# [Stated goal]
Each line containing the word "icon" must be collected.

— START Record extracts —

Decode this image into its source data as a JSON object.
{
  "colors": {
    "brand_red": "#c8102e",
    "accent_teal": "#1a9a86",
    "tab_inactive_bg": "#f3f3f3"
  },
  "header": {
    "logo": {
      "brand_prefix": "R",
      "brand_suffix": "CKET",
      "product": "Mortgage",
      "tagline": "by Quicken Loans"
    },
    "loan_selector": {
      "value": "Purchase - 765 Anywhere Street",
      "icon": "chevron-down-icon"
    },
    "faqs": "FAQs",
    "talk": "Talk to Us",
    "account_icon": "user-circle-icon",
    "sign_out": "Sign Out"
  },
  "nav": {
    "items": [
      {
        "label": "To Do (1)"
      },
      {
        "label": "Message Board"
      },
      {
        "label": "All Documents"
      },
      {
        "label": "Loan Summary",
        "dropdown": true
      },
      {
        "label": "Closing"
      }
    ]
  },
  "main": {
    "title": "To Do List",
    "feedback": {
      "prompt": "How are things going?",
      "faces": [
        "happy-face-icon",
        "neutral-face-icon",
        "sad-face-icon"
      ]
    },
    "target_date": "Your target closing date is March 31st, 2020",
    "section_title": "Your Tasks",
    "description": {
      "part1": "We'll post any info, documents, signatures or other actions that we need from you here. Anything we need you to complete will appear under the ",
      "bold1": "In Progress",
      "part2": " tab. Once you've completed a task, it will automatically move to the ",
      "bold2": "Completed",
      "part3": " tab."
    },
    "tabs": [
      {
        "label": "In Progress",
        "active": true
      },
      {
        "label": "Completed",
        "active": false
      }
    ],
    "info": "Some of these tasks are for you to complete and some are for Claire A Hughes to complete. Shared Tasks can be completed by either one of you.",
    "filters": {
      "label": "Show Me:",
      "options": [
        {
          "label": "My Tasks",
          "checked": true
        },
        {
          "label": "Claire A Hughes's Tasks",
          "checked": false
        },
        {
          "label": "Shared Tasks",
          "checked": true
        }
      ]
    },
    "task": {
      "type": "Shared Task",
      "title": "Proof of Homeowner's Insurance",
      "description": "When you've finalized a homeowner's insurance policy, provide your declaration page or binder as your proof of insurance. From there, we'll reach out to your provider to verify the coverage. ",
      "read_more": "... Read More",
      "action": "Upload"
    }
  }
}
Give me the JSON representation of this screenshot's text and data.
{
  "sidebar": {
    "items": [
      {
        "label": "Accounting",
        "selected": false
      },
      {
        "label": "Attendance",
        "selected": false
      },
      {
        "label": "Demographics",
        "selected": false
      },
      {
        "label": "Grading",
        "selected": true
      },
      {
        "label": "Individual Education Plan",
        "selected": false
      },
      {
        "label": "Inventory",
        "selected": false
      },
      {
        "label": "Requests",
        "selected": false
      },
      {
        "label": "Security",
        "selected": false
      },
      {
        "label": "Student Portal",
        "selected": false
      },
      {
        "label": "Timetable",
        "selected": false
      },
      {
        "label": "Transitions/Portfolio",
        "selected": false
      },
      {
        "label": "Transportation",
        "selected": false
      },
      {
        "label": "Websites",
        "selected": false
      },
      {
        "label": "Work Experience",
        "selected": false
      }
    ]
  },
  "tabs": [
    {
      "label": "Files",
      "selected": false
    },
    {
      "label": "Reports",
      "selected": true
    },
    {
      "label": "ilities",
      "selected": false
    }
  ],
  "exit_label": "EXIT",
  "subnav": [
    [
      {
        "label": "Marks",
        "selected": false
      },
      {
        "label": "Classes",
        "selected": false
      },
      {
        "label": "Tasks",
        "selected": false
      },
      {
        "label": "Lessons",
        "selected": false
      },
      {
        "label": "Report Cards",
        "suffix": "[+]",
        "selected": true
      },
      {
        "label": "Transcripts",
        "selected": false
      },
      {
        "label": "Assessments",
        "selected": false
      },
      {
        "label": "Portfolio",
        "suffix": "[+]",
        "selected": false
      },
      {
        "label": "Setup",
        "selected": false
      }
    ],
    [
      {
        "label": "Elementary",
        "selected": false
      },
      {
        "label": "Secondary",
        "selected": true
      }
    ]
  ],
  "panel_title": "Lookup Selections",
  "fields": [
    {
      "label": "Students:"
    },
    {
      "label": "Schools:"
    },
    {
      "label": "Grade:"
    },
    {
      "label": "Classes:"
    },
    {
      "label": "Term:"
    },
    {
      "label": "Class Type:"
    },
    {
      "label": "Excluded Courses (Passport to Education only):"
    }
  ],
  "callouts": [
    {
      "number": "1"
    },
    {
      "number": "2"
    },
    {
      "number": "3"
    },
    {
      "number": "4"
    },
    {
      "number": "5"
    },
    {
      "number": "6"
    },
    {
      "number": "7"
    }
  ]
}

— END Record extracts —

# [Output below]
      "icon": "chevron-down-icon"
    "account_icon": "user-circle-icon",
        "happy-face-icon",
        "neutral-face-icon",
        "sad-face-icon"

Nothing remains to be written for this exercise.